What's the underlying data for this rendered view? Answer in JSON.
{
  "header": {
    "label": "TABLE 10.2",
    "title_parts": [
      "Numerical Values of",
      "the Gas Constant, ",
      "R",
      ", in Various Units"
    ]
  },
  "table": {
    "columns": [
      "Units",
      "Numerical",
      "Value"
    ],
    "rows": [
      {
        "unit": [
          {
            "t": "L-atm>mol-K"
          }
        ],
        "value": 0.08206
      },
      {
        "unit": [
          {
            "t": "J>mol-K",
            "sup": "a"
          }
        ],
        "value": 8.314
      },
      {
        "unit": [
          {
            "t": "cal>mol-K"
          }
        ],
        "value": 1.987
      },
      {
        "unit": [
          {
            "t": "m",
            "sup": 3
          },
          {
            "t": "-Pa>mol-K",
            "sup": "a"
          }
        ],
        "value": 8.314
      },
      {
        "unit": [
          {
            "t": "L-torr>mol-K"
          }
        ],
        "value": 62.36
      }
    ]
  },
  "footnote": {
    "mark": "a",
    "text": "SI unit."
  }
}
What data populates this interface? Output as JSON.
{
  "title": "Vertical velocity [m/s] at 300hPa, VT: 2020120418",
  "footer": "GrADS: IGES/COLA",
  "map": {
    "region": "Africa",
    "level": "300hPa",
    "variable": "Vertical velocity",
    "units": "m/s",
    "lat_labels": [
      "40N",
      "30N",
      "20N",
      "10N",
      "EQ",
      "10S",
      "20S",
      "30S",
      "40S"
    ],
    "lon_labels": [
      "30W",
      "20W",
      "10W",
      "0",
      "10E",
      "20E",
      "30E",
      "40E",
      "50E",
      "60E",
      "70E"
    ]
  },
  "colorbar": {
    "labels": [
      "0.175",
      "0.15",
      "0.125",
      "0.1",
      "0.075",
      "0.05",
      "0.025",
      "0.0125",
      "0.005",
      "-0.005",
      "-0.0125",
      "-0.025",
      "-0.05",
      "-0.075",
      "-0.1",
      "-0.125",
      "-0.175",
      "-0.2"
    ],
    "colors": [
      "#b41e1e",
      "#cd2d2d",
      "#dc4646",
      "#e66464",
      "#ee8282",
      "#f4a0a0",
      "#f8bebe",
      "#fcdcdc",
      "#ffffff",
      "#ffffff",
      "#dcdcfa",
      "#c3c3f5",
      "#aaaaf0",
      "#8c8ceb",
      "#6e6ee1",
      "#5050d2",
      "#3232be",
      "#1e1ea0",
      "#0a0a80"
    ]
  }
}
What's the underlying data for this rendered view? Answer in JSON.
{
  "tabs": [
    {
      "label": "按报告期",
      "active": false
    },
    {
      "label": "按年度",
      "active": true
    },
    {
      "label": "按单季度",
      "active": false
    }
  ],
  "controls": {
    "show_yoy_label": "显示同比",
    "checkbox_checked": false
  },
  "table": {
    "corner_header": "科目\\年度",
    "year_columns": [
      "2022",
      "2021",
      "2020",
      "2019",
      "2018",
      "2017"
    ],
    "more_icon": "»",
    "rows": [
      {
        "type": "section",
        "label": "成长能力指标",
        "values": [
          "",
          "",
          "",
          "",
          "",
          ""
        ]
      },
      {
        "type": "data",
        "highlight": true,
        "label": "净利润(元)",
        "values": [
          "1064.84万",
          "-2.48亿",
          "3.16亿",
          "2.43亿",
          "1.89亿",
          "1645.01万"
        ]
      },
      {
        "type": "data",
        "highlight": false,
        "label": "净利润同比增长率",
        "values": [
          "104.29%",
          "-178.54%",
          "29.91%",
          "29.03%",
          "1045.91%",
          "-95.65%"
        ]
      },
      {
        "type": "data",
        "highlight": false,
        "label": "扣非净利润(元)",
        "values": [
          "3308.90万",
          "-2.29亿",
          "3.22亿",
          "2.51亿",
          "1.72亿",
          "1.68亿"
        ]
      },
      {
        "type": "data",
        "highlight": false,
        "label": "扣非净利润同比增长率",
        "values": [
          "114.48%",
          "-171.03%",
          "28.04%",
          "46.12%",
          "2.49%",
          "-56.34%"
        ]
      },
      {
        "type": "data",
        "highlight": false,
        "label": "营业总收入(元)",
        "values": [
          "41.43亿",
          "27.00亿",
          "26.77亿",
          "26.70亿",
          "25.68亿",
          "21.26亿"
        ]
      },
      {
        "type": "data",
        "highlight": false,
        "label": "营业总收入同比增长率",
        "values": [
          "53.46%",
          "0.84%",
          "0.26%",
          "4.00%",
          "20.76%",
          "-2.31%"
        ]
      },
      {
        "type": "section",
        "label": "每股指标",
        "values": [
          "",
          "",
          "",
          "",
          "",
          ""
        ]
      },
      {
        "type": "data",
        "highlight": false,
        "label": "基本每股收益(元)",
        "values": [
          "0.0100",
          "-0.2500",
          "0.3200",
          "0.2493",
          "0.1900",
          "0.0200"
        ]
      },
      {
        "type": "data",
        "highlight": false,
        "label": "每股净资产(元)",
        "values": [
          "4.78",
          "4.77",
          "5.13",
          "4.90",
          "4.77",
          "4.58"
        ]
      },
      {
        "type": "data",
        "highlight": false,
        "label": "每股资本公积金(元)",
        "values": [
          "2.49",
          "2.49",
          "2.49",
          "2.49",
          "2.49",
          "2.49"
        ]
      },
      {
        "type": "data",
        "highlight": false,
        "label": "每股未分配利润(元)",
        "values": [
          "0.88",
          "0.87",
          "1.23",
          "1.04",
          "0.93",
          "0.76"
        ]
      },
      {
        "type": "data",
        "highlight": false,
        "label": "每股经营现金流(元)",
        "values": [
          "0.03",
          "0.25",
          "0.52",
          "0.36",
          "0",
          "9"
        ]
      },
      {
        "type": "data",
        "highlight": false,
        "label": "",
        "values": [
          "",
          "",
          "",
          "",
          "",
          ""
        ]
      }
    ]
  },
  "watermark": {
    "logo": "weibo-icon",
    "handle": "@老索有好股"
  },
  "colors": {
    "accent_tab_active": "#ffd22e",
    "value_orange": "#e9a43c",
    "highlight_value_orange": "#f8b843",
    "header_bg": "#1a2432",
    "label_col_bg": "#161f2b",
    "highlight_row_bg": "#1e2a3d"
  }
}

------------------------------------------------

- **The task**
Write out the whole listing again, exactly as it stands.

- **Result of this exercise**
What's the underlying data for this rendered view? Answer in JSON.
{
  "header": {
    "label": "TABLE 10.2",
    "title_parts": [
      "Numerical Values of",
      "the Gas Constant, ",
      "R",
      ", in Various Units"
    ]
  },
  "table": {
    "columns": [
      "Units",
      "Numerical",
      "Value"
    ],
    "rows": [
      {
        "unit": [
          {
            "t": "L-atm>mol-K"
          }
        ],
        "value": 0.08206
      },
      {
        "unit": [
          {
            "t": "J>mol-K",
            "sup": "a"
          }
        ],
        "value": 8.314
      },
      {
        "unit": [
          {
            "t": "cal>mol-K"
          }
        ],
        "value": 1.987
      },
      {
        "unit": [
          {
            "t": "m",
            "sup": 3
          },
          {
            "t": "-Pa>mol-K",
            "sup": "a"
          }
        ],
        "value": 8.314
      },
      {
        "unit": [
          {
            "t": "L-torr>mol-K"
          }
        ],
        "value": 62.36
      }
    ]
  },
  "footnote": {
    "mark": "a",
    "text": "SI unit."
  }
}
What data populates this interface? Output as JSON.
{
  "title": "Vertical velocity [m/s] at 300hPa, VT: 2020120418",
  "footer": "GrADS: IGES/COLA",
  "map": {
    "region": "Africa",
    "level": "300hPa",
    "variable": "Vertical velocity",
    "units": "m/s",
    "lat_labels": [
      "40N",
      "30N",
      "20N",
      "10N",
      "EQ",
      "10S",
      "20S",
      "30S",
      "40S"
    ],
    "lon_labels": [
      "30W",
      "20W",
      "10W",
      "0",
      "10E",
      "20E",
      "30E",
      "40E",
      "50E",
      "60E",
      "70E"
    ]
  },
  "colorbar": {
    "labels": [
      "0.175",
      "0.15",
      "0.125",
      "0.1",
      "0.075",
      "0.05",
      "0.025",
      "0.0125",
      "0.005",
      "-0.005",
      "-0.0125",
      "-0.025",
      "-0.05",
      "-0.075",
      "-0.1",
      "-0.125",
      "-0.175",
      "-0.2"
    ],
    "colors": [
      "#b41e1e",
      "#cd2d2d",
      "#dc4646",
      "#e66464",
      "#ee8282",
      "#f4a0a0",
      "#f8bebe",
      "#fcdcdc",
      "#ffffff",
      "#ffffff",
      "#dcdcfa",
      "#c3c3f5",
      "#aaaaf0",
      "#8c8ceb",
      "#6e6ee1",
      "#5050d2",
      "#3232be",
      "#1e1ea0",
      "#0a0a80"
    ]
  }
}
What's the underlying data for this rendered view? Answer in JSON.
{
  "tabs": [
    {
      "label": "按报告期",
      "active": false
    },
    {
      "label": "按年度",
      "active": true
    },
    {
      "label": "按单季度",
      "active": false
    }
  ],
  "controls": {
    "show_yoy_label": "显示同比",
    "checkbox_checked": false
  },
  "table": {
    "corner_header": "科目\\年度",
    "year_columns": [
      "2022",
      "2021",
      "2020",
      "2019",
      "2018",
      "2017"
    ],
    "more_icon": "»",
    "rows": [
      {
        "type": "section",
        "label": "成长能力指标",
        "values": [
          "",
          "",
          "",
          "",
          "",
          ""
        ]
      },
      {
        "type": "data",
        "highlight": true,
        "label": "净利润(元)",
        "values": [
          "1064.84万",
          "-2.48亿",
          "3.16亿",
          "2.43亿",
          "1.89亿",
          "1645.01万"
        ]
      },
      {
        "type": "data",
        "highlight": false,
        "label": "净利润同比增长率",
        "values": [
          "104.29%",
          "-178.54%",
          "29.91%",
          "29.03%",
          "1045.91%",
          "-95.65%"
        ]
      },
      {
        "type": "data",
        "highlight": false,
        "label": "扣非净利润(元)",
        "values": [
          "3308.90万",
          "-2.29亿",
          "3.22亿",
          "2.51亿",
          "1.72亿",
          "1.68亿"
        ]
      },
      {
        "type": "data",
        "highlight": false,
        "label": "扣非净利润同比增长率",
        "values": [
          "114.48%",
          "-171.03%",
          "28.04%",
          "46.12%",
          "2.49%",
          "-56.34%"
        ]
      },
      {
        "type": "data",
        "highlight": false,
        "label": "营业总收入(元)",
        "values": [
          "41.43亿",
          "27.00亿",
          "26.77亿",
          "26.70亿",
          "25.68亿",
          "21.26亿"
        ]
      },
      {
        "type": "data",
        "highlight": false,
        "label": "营业总收入同比增长率",
        "values": [
          "53.46%",
          "0.84%",
          "0.26%",
          "4.00%",
          "20.76%",
          "-2.31%"
        ]
      },
      {
        "type": "section",
        "label": "每股指标",
        "values": [
          "",
          "",
          "",
          "",
          "",
          ""
        ]
      },
      {
        "type": "data",
        "highlight": false,
        "label": "基本每股收益(元)",
        "values": [
          "0.0100",
          "-0.2500",
          "0.3200",
          "0.2493",
          "0.1900",
          "0.0200"
        ]
      },
      {
        "type": "data",
        "highlight": false,
        "label": "每股净资产(元)",
        "values": [
          "4.78",
          "4.77",
          "5.13",
          "4.90",
          "4.77",
          "4.58"
        ]
      },
      {
        "type": "data",
        "highlight": false,
        "label": "每股资本公积金(元)",
        "values": [
          "2.49",
          "2.49",
          "2.49",
          "2.49",
          "2.49",
          "2.49"
        ]
      },
      {
        "type": "data",
        "highlight": false,
        "label": "每股未分配利润(元)",
        "values": [
          "0.88",
          "0.87",
          "1.23",
          "1.04",
          "0.93",
          "0.76"
        ]
      },
      {
        "type": "data",
        "highlight": false,
        "label": "每股经营现金流(元)",
        "values": [
          "0.03",
          "0.25",
          "0.52",
          "0.36",
          "0",
          "9"
        ]
      },
      {
        "type": "data",
        "highlight": false,
        "label": "",
        "values": [
          "",
          "",
          "",
          "",
          "",
          ""
        ]
      }
    ]
  },
  "watermark": {
    "logo": "weibo-icon",
    "handle": "@老索有好股"
  },
  "colors": {
    "accent_tab_active": "#ffd22e",
    "value_orange": "#e9a43c",
    "highlight_value_orange": "#f8b843",
    "header_bg": "#1a2432",
    "label_col_bg": "#161f2b",
    "highlight_row_bg": "#1e2a3d"
  }
}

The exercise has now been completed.